Pick every line with "name" from the material below.

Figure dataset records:

'''

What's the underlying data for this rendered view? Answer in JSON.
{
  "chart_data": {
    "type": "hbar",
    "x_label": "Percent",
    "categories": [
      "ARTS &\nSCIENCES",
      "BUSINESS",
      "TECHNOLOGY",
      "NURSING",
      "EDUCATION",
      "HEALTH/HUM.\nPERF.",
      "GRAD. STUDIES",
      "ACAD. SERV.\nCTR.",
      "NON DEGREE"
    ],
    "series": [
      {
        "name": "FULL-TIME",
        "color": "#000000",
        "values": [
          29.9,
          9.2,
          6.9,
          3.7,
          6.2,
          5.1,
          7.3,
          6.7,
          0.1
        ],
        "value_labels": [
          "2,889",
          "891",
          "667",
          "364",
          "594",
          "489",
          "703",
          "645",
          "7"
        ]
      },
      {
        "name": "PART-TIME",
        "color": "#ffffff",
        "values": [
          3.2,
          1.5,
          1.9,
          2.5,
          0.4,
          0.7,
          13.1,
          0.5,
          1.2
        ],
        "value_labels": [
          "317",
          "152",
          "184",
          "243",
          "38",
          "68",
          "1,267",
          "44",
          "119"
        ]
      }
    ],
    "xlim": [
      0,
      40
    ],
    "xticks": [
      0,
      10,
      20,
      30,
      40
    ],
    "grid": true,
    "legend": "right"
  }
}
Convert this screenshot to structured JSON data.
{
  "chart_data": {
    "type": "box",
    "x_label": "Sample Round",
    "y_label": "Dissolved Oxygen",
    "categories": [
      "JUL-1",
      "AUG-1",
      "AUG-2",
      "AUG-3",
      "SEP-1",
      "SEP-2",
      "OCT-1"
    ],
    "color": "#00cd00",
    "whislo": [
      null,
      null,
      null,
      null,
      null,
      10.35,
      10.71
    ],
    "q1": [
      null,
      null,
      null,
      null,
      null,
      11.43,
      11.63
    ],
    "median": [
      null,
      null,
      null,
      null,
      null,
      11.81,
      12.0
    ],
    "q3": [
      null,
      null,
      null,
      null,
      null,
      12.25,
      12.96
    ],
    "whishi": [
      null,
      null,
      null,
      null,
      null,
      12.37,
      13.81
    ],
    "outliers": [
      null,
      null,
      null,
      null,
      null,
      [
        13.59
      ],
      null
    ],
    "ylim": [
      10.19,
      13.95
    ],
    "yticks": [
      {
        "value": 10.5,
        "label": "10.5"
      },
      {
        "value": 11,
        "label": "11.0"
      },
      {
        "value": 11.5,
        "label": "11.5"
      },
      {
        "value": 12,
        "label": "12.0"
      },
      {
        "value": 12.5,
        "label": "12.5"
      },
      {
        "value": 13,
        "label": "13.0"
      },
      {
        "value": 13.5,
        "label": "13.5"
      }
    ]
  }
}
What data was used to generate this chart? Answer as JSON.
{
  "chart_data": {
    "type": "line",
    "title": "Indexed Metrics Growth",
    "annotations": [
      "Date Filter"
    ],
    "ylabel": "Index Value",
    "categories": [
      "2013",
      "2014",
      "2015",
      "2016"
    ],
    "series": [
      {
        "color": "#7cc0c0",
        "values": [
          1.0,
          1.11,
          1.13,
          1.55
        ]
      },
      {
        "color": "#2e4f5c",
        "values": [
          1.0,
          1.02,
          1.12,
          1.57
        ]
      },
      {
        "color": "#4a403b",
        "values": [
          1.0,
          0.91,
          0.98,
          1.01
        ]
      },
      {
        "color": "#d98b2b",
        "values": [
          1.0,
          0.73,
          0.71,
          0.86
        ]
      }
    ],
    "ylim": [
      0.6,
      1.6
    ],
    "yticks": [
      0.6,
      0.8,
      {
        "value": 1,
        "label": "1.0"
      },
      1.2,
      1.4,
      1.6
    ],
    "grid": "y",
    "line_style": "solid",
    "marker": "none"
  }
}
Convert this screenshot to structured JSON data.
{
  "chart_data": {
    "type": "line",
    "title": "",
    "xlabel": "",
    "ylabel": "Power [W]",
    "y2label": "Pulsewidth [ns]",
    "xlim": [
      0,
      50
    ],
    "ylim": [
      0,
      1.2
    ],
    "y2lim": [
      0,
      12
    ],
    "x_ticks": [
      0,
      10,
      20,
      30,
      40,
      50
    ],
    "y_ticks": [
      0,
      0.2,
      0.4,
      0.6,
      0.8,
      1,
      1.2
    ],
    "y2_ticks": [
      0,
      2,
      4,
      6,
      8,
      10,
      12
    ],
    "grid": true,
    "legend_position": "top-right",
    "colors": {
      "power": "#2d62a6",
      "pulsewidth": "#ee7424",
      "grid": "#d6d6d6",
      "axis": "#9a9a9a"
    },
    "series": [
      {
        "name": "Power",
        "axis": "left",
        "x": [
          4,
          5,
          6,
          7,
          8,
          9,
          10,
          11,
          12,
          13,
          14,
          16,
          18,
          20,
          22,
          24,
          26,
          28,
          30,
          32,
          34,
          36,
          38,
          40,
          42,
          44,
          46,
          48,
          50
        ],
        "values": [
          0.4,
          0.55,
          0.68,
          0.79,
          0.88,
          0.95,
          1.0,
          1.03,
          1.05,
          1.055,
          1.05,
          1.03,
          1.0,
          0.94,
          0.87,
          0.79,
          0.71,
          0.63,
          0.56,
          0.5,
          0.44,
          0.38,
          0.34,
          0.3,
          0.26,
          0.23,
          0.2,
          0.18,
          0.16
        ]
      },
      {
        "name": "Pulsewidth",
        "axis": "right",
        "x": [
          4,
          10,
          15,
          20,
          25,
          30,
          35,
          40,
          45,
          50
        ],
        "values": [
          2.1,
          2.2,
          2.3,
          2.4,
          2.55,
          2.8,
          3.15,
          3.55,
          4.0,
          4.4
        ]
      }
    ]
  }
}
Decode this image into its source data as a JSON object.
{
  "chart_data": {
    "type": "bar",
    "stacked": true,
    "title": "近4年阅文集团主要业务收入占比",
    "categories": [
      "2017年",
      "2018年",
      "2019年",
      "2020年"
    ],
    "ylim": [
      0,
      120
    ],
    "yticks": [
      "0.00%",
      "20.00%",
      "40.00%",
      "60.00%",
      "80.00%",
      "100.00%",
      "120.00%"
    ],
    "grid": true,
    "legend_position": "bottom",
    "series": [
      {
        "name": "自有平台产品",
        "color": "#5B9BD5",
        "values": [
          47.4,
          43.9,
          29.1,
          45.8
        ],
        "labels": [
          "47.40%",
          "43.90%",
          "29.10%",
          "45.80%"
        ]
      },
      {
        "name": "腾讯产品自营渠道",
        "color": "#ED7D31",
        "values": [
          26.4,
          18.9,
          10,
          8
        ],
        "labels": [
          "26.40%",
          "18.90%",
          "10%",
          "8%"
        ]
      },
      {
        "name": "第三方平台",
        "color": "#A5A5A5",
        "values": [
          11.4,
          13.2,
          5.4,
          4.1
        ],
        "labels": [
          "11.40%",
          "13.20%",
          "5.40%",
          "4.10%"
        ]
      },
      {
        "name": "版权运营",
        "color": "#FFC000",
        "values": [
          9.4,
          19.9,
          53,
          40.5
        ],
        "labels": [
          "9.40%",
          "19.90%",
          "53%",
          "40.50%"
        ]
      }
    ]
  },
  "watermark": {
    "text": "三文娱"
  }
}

'''

● EXERCISE RESULT:
        "name": "FULL-TIME",
        "name": "PART-TIME",
        "name": "Power",
        "name": "Pulsewidth",
        "name": "自有平台产品",
        "name": "腾讯产品自营渠道",
        "name": "第三方平台",
        "name": "版权运营",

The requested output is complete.